### YOUR INSTRUCTIONS:
Count every line that has the word "πριν". Give the number, without anything more.

Items listed in a dataset:
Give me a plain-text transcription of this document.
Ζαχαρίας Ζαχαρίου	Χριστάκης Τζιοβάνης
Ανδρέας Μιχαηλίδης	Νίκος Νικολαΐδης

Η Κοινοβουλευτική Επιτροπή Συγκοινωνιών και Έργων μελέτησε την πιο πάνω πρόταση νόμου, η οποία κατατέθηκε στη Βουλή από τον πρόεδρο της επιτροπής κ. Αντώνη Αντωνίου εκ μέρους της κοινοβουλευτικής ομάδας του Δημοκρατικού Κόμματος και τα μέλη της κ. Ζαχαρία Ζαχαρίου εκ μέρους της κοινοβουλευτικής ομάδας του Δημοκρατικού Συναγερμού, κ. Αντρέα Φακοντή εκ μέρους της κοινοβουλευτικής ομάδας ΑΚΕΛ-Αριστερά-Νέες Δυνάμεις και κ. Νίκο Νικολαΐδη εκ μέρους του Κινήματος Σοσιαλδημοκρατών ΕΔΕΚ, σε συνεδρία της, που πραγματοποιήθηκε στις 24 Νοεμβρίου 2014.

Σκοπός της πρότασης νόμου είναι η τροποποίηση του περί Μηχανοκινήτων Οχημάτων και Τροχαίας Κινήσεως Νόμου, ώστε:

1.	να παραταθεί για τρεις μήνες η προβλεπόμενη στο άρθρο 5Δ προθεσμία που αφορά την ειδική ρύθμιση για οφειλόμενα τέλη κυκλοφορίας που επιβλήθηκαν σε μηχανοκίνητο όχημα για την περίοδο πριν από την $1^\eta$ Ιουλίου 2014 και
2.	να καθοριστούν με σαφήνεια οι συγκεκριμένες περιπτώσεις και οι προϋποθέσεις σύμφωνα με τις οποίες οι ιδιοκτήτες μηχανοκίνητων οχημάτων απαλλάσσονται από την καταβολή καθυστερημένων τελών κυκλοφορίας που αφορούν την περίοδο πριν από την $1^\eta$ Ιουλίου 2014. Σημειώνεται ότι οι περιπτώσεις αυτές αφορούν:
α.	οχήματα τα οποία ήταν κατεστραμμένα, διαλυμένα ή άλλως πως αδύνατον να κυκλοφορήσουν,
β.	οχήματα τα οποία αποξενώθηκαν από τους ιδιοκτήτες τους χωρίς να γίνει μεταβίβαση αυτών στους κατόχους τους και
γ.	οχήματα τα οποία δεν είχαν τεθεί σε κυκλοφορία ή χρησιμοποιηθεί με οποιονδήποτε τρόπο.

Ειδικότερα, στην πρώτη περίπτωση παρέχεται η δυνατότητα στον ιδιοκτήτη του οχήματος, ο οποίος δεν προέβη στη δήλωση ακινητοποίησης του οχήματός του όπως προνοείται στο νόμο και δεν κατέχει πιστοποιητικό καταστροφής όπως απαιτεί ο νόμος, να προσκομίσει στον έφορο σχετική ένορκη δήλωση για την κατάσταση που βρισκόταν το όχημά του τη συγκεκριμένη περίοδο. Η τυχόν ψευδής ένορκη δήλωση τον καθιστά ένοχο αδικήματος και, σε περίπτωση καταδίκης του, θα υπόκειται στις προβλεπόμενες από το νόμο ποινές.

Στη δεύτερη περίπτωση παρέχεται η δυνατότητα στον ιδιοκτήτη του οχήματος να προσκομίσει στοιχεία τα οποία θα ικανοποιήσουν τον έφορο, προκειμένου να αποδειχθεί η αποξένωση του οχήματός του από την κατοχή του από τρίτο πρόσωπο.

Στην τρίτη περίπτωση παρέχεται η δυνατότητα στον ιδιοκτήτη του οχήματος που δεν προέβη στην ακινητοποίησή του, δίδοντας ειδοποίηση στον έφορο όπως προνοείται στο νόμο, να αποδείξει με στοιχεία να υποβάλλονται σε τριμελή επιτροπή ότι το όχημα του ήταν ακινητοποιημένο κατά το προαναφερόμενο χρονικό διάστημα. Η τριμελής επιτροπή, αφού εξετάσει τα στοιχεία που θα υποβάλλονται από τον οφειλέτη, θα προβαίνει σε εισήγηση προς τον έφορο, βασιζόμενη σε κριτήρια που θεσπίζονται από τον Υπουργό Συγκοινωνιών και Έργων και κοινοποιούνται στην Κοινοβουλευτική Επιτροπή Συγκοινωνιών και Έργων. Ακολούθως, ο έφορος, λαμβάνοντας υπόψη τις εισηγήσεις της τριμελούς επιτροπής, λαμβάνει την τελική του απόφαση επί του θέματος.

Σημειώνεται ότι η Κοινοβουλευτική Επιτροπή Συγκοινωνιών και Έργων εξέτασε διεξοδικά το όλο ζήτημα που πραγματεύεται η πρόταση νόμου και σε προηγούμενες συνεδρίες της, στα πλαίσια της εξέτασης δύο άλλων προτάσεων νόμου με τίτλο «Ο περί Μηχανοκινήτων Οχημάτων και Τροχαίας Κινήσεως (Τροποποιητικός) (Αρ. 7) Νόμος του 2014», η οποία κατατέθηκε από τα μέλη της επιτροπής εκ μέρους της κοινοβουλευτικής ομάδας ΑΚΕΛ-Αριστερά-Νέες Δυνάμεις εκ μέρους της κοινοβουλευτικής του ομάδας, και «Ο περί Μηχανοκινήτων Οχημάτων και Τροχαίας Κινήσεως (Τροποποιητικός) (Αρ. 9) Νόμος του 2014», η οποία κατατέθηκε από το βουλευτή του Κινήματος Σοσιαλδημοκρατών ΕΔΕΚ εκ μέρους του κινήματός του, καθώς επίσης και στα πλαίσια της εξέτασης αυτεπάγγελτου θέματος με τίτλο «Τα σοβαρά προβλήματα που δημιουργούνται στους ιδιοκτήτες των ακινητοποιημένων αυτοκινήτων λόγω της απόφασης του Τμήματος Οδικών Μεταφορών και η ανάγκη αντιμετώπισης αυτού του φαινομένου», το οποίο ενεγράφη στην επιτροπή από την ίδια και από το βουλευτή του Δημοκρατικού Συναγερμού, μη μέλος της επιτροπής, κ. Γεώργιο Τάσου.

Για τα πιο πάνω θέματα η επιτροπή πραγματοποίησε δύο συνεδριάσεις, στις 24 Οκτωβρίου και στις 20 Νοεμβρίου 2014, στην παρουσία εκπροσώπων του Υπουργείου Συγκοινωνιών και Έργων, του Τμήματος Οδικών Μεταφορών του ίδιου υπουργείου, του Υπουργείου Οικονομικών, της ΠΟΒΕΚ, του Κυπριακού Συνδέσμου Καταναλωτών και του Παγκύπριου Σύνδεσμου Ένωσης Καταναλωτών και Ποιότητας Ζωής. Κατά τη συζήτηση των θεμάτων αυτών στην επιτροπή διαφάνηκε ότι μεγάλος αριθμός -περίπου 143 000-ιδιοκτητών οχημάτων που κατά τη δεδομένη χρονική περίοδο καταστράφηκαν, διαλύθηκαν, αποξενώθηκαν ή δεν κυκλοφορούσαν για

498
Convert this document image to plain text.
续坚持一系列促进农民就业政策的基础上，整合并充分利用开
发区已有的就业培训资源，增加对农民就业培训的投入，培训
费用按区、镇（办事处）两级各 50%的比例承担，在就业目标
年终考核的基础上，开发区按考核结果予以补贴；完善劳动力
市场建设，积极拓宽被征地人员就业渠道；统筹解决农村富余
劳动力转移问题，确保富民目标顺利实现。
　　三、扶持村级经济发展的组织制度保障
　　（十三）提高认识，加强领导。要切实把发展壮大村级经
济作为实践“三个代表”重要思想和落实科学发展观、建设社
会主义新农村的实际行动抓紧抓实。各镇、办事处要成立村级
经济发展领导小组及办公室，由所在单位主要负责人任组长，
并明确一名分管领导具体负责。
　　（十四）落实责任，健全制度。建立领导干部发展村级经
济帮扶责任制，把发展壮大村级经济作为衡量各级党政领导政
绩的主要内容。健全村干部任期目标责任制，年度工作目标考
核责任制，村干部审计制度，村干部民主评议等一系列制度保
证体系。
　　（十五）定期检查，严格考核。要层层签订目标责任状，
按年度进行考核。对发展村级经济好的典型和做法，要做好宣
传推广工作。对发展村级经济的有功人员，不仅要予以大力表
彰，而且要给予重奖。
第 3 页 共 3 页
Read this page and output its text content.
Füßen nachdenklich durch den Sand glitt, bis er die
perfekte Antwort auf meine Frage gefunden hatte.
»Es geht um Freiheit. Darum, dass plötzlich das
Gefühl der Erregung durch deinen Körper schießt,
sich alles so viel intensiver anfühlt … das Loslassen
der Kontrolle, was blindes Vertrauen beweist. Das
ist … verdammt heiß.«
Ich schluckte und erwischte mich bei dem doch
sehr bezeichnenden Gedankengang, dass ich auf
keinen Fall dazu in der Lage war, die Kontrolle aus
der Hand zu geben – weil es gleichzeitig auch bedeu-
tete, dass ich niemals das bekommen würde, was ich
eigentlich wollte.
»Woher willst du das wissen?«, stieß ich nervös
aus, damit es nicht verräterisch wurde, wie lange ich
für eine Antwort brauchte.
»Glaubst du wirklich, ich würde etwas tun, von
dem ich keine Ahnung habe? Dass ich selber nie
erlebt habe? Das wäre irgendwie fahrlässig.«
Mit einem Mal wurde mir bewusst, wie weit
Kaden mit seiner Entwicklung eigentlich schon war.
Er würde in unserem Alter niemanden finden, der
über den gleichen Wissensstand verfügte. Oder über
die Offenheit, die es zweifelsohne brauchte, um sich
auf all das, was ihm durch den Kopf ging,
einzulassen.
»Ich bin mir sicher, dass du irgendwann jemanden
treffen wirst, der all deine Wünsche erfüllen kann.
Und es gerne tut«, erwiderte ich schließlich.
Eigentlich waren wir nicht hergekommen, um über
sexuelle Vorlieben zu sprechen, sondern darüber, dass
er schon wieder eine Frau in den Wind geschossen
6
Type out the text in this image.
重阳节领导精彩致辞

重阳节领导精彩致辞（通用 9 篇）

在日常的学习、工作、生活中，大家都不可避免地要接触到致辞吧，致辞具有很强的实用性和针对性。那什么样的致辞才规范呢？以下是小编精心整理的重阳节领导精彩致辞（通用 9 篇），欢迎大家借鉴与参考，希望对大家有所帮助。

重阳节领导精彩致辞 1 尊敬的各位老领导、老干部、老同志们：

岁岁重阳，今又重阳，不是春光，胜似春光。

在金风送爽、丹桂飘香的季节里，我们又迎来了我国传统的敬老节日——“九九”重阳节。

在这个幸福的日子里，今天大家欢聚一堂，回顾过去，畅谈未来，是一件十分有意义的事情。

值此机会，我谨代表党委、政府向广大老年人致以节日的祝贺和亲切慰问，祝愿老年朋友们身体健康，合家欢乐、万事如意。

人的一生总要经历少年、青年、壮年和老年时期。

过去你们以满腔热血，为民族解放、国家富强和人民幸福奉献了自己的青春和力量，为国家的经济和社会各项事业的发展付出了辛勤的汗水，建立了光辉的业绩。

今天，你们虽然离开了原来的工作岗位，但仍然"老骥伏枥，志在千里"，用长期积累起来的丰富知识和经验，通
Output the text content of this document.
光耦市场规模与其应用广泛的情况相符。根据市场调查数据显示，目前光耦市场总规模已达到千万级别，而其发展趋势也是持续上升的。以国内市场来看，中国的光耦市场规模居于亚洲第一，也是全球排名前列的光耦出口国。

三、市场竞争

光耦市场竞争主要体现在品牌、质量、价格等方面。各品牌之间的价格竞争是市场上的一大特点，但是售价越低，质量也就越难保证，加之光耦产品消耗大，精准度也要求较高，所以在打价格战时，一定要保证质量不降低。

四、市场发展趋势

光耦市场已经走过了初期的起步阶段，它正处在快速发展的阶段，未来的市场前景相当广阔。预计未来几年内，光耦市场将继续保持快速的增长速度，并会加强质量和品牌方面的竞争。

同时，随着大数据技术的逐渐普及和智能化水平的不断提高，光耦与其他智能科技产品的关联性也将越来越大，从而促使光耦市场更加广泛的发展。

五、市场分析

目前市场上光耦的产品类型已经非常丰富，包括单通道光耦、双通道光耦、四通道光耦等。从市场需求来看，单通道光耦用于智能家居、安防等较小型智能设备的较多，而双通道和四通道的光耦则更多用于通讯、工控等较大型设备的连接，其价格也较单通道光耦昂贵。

### SOLVED EXERCISE:
2